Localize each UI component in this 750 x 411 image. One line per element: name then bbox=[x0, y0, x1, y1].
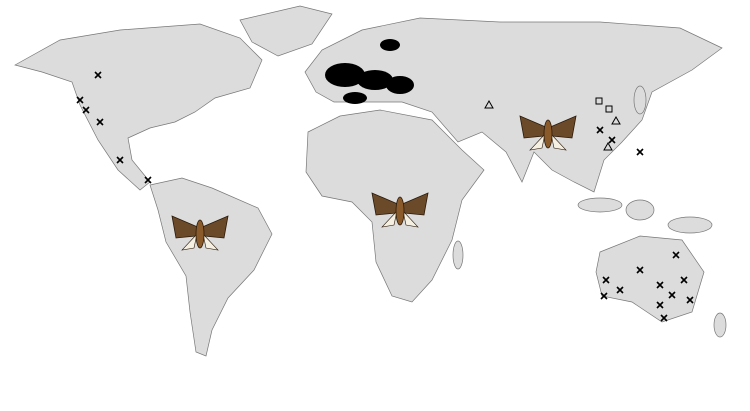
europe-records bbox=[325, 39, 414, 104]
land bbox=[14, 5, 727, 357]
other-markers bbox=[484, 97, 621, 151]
--
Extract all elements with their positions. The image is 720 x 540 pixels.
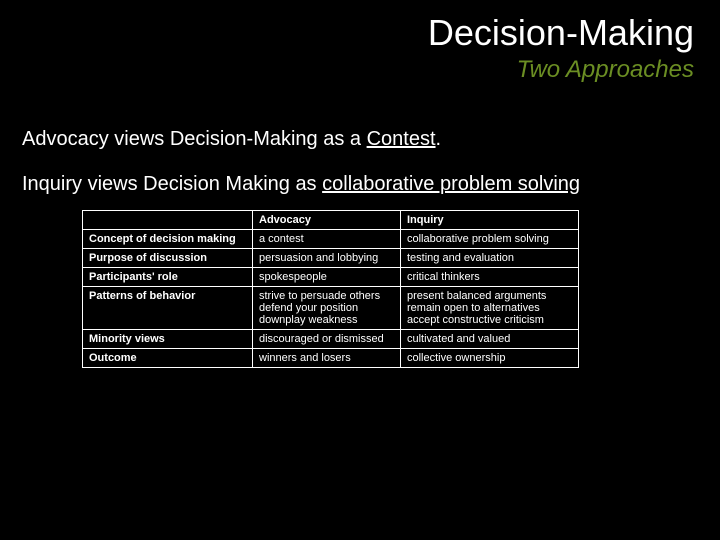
* * *
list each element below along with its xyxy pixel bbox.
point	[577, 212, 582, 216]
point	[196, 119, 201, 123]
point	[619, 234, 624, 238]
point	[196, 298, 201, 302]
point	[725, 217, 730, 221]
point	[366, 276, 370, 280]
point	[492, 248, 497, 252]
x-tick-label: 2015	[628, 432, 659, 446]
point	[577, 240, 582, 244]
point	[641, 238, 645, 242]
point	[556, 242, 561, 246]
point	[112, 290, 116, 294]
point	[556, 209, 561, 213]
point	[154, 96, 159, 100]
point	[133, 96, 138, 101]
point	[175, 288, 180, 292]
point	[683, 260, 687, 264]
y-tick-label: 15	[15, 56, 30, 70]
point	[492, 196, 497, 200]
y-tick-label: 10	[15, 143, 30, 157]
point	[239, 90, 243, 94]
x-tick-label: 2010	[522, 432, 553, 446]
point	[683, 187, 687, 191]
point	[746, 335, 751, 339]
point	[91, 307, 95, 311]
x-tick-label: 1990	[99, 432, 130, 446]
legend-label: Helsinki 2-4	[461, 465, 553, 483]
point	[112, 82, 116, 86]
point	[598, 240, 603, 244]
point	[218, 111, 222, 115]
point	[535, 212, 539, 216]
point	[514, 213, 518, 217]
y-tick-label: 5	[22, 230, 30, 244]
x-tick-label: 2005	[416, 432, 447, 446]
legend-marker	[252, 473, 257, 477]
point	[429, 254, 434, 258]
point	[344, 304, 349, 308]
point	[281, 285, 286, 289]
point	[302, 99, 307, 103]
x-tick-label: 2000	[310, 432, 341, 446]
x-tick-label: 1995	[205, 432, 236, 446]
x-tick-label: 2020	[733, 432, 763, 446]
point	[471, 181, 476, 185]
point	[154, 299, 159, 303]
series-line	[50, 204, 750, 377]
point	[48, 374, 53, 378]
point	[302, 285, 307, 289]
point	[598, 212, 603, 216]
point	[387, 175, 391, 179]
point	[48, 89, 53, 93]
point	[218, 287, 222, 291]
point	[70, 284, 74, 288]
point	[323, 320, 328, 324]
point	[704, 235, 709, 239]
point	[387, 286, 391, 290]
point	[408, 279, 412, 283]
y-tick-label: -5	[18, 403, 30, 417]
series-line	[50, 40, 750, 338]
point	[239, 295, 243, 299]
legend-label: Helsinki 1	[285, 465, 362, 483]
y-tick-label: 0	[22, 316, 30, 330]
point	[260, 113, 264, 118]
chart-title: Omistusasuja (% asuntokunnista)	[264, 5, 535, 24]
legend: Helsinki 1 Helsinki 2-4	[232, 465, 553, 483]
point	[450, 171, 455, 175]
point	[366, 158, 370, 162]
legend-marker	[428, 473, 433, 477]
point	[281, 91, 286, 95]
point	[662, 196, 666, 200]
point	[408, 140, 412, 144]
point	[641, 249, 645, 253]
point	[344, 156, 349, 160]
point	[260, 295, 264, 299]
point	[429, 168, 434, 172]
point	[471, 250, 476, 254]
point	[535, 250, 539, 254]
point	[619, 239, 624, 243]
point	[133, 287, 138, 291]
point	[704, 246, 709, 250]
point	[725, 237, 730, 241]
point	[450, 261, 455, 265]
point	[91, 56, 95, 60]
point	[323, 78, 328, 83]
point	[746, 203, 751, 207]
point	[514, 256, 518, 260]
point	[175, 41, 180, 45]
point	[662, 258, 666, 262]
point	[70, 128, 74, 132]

▶ [What is needed]
Can you express the records between the lines holding "Localize each UI" and "other-markers bbox=[484, 97, 621, 151]", inclusive, as a two-column CSV with the headers input and output, one row per record, each field quoted and with its line breaks turned into spaces? Leave the pictures out.

▶ [Exercise result]
input,output
"Localize each UI component in this 750 x 411 image. One line per element: name then bbox=[x0, y0, x1, y1].","europe-records bbox=[325, 39, 414, 104] land bbox=[14, 5, 727, 357] other-markers bbox=[484, 97, 621, 151]"